Directions for this task - Under this task are some entries; return every one of them exactly.

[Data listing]

━━━━━━━━━━

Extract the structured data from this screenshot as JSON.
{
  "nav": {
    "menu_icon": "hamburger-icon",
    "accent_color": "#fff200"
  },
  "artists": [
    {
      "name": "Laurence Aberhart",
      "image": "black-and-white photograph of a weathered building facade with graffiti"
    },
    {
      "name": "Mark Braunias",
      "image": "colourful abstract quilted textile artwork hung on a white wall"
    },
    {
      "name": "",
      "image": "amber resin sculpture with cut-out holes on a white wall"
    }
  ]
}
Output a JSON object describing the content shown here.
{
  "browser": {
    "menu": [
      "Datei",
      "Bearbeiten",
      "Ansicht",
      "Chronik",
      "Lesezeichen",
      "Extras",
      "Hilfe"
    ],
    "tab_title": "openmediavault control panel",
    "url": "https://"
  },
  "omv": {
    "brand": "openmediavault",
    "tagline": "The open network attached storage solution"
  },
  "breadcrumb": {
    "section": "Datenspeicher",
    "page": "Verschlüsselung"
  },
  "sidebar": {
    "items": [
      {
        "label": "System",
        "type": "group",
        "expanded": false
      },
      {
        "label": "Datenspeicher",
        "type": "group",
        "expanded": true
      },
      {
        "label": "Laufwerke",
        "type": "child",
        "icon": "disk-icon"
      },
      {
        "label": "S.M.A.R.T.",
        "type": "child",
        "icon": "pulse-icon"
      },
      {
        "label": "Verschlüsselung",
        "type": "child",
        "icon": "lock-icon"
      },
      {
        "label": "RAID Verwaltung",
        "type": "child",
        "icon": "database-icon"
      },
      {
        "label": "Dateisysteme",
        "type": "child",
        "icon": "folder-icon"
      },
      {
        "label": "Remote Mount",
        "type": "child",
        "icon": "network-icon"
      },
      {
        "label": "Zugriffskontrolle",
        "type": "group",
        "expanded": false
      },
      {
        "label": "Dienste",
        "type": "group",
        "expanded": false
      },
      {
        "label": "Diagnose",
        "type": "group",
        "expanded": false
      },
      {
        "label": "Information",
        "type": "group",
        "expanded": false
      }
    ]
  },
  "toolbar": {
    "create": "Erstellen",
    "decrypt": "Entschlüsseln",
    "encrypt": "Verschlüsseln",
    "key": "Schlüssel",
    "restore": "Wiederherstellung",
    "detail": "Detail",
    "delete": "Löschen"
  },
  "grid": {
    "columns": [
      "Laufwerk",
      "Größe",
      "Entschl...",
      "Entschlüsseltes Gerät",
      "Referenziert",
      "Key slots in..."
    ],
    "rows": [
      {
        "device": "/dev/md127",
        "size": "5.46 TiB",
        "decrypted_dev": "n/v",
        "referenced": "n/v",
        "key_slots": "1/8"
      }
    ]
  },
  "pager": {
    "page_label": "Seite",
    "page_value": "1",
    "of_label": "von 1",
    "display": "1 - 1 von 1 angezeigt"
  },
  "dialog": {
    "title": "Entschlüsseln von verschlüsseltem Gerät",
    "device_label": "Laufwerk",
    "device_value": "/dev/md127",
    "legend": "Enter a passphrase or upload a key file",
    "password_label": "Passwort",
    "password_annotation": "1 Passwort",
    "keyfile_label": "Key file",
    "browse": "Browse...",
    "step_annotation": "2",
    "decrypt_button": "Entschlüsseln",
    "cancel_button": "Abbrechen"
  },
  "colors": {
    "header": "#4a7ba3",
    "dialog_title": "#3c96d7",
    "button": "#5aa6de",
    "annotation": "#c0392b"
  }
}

━━━━━━━━━━

Output of the exercise -
Extract the structured data from this screenshot as JSON.
{
  "nav": {
    "menu_icon": "hamburger-icon",
    "accent_color": "#fff200"
  },
  "artists": [
    {
      "name": "Laurence Aberhart",
      "image": "black-and-white photograph of a weathered building facade with graffiti"
    },
    {
      "name": "Mark Braunias",
      "image": "colourful abstract quilted textile artwork hung on a white wall"
    },
    {
      "name": "",
      "image": "amber resin sculpture with cut-out holes on a white wall"
    }
  ]
}
Output a JSON object describing the content shown here.
{
  "browser": {
    "menu": [
      "Datei",
      "Bearbeiten",
      "Ansicht",
      "Chronik",
      "Lesezeichen",
      "Extras",
      "Hilfe"
    ],
    "tab_title": "openmediavault control panel",
    "url": "https://"
  },
  "omv": {
    "brand": "openmediavault",
    "tagline": "The open network attached storage solution"
  },
  "breadcrumb": {
    "section": "Datenspeicher",
    "page": "Verschlüsselung"
  },
  "sidebar": {
    "items": [
      {
        "label": "System",
        "type": "group",
        "expanded": false
      },
      {
        "label": "Datenspeicher",
        "type": "group",
        "expanded": true
      },
      {
        "label": "Laufwerke",
        "type": "child",
        "icon": "disk-icon"
      },
      {
        "label": "S.M.A.R.T.",
        "type": "child",
        "icon": "pulse-icon"
      },
      {
        "label": "Verschlüsselung",
        "type": "child",
        "icon": "lock-icon"
      },
      {
        "label": "RAID Verwaltung",
        "type": "child",
        "icon": "database-icon"
      },
      {
        "label": "Dateisysteme",
        "type": "child",
        "icon": "folder-icon"
      },
      {
        "label": "Remote Mount",
        "type": "child",
        "icon": "network-icon"
      },
      {
        "label": "Zugriffskontrolle",
        "type": "group",
        "expanded": false
      },
      {
        "label": "Dienste",
        "type": "group",
        "expanded": false
      },
      {
        "label": "Diagnose",
        "type": "group",
        "expanded": false
      },
      {
        "label": "Information",
        "type": "group",
        "expanded": false
      }
    ]
  },
  "toolbar": {
    "create": "Erstellen",
    "decrypt": "Entschlüsseln",
    "encrypt": "Verschlüsseln",
    "key": "Schlüssel",
    "restore": "Wiederherstellung",
    "detail": "Detail",
    "delete": "Löschen"
  },
  "grid": {
    "columns": [
      "Laufwerk",
      "Größe",
      "Entschl...",
      "Entschlüsseltes Gerät",
      "Referenziert",
      "Key slots in..."
    ],
    "rows": [
      {
        "device": "/dev/md127",
        "size": "5.46 TiB",
        "decrypted_dev": "n/v",
        "referenced": "n/v",
        "key_slots": "1/8"
      }
    ]
  },
  "pager": {
    "page_label": "Seite",
    "page_value": "1",
    "of_label": "von 1",
    "display": "1 - 1 von 1 angezeigt"
  },
  "dialog": {
    "title": "Entschlüsseln von verschlüsseltem Gerät",
    "device_label": "Laufwerk",
    "device_value": "/dev/md127",
    "legend": "Enter a passphrase or upload a key file",
    "password_label": "Passwort",
    "password_annotation": "1 Passwort",
    "keyfile_label": "Key file",
    "browse": "Browse...",
    "step_annotation": "2",
    "decrypt_button": "Entschlüsseln",
    "cancel_button": "Abbrechen"
  },
  "colors": {
    "header": "#4a7ba3",
    "dialog_title": "#3c96d7",
    "button": "#5aa6de",
    "annotation": "#c0392b"
  }
}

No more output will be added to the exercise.